*Task goal*. How many lines of the material below contain the string "APFEL"? Answer with the number and nothing else.

*Dataset extract*.

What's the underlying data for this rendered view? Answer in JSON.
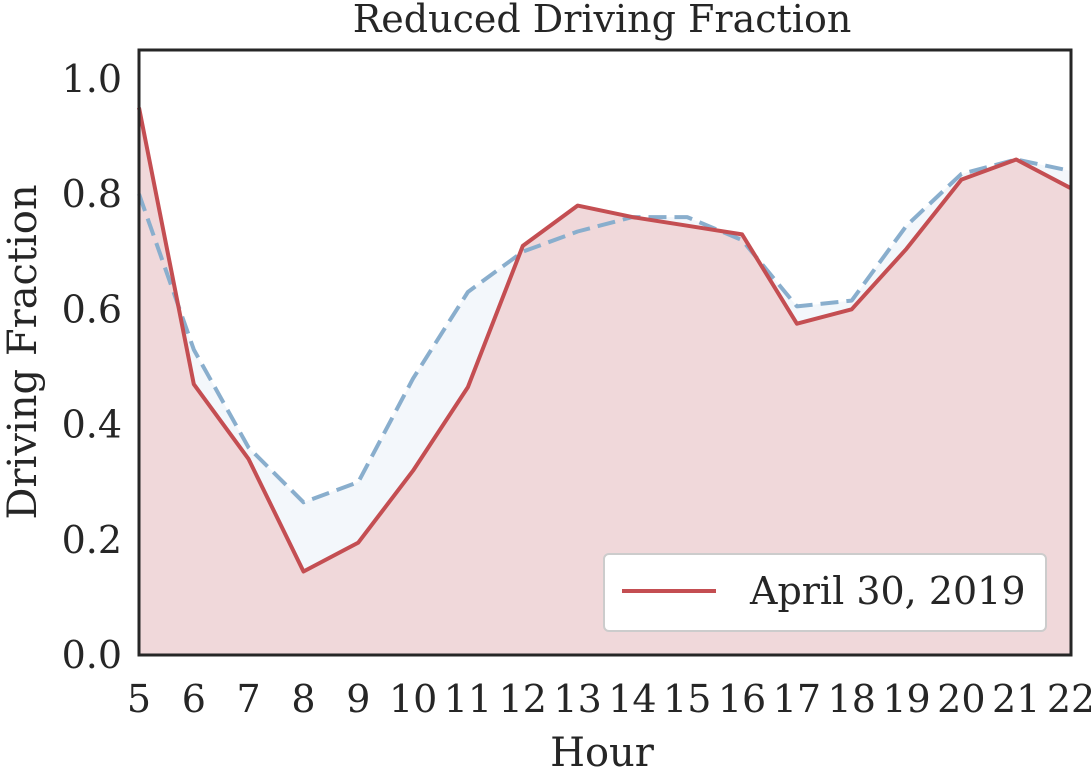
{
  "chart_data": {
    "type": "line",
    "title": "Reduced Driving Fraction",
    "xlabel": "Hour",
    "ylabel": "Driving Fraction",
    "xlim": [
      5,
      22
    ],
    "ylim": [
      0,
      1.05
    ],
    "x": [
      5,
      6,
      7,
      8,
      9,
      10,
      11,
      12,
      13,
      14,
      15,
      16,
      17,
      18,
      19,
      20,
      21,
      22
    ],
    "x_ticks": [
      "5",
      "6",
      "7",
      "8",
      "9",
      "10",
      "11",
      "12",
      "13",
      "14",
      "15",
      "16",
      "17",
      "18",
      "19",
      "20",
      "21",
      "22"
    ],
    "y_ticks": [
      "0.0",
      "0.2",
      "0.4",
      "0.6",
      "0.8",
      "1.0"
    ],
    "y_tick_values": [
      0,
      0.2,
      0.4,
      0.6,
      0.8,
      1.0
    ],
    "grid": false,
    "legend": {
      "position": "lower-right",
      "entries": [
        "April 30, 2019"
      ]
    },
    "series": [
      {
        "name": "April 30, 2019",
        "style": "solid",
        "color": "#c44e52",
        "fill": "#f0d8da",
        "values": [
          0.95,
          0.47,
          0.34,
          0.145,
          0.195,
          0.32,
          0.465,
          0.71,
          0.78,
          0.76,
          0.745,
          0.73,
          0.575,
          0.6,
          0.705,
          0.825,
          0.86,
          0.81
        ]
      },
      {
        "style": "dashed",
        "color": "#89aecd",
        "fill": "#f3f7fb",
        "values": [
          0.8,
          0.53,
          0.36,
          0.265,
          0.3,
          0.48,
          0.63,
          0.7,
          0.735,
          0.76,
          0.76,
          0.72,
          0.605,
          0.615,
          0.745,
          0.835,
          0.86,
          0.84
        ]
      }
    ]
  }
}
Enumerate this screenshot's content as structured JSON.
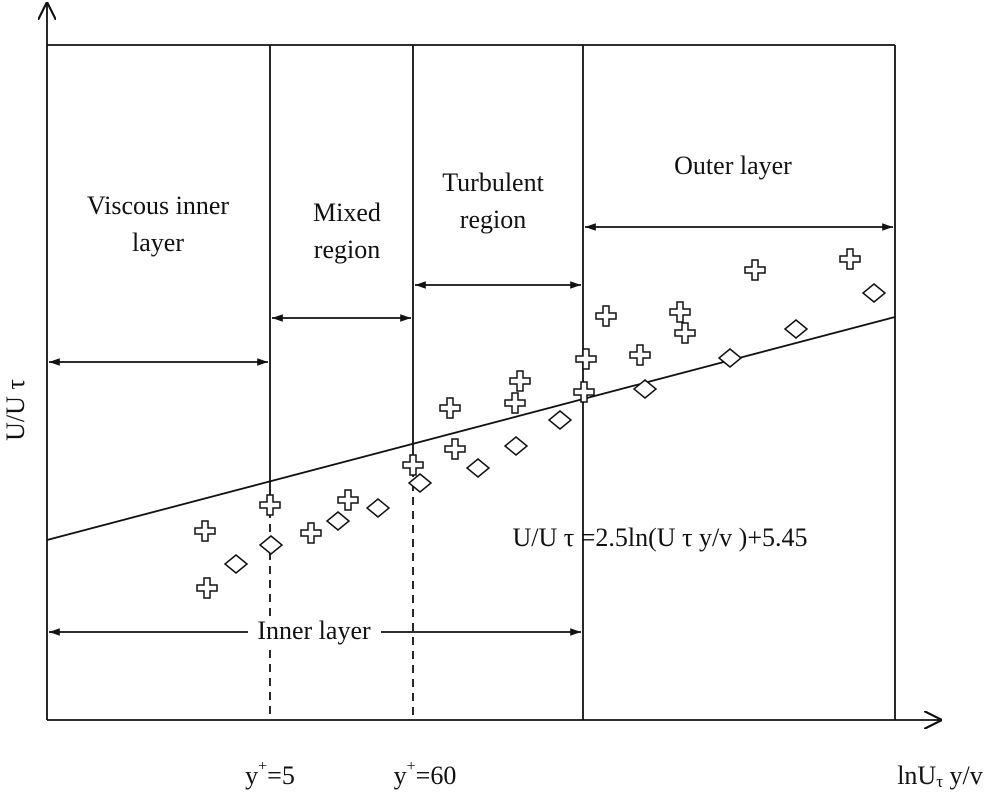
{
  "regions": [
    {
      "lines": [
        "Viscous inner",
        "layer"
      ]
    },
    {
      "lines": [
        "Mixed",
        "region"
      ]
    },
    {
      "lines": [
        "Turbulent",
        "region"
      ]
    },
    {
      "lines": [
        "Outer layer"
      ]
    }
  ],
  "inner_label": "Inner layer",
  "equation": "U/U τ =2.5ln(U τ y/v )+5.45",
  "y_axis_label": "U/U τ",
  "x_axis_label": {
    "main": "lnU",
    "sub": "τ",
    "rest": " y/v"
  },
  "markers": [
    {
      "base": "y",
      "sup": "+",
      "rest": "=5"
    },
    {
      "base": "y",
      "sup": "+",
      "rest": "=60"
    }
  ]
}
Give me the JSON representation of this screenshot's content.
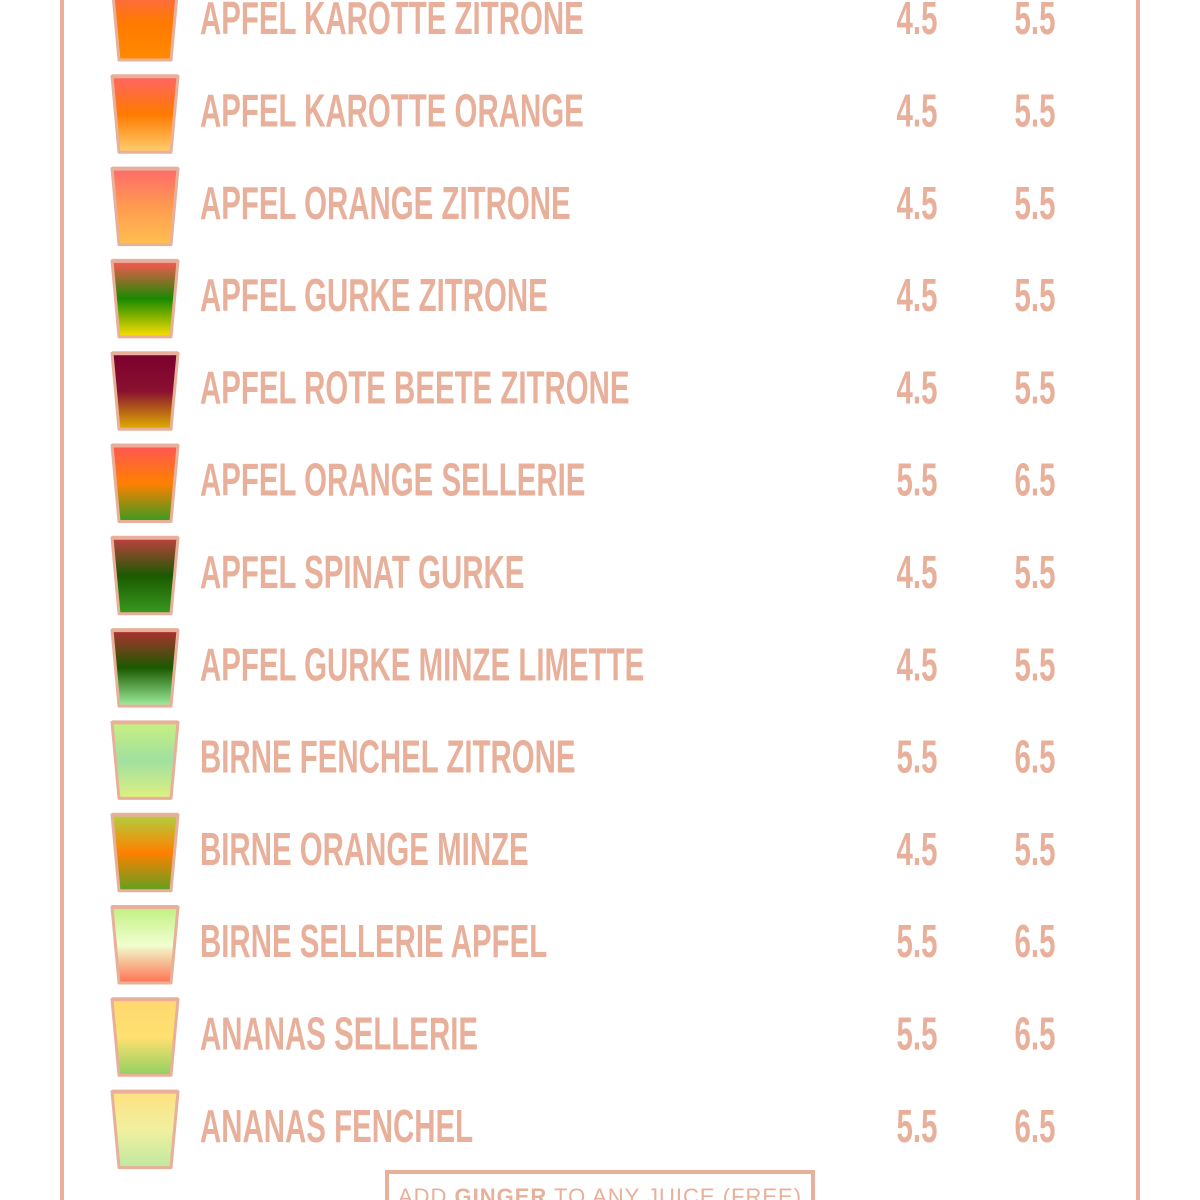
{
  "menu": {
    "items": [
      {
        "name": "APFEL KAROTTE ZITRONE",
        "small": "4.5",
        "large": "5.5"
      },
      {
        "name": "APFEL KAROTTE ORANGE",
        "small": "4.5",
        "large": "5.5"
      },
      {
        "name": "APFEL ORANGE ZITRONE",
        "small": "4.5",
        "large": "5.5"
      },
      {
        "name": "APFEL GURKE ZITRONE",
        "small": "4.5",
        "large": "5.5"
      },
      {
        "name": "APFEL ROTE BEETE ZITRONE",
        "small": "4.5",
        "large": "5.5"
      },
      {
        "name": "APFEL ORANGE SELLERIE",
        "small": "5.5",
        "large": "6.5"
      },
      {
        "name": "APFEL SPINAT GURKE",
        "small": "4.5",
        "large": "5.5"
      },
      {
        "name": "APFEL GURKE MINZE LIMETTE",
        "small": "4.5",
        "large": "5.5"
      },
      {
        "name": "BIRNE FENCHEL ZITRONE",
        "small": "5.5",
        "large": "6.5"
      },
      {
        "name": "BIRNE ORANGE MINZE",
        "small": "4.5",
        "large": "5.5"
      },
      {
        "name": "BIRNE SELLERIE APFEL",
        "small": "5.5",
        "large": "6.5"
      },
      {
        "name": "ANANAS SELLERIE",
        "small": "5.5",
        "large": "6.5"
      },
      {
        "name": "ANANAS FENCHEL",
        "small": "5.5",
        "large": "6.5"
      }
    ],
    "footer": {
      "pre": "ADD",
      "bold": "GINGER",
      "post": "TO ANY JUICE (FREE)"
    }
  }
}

*Exercise solution*. 9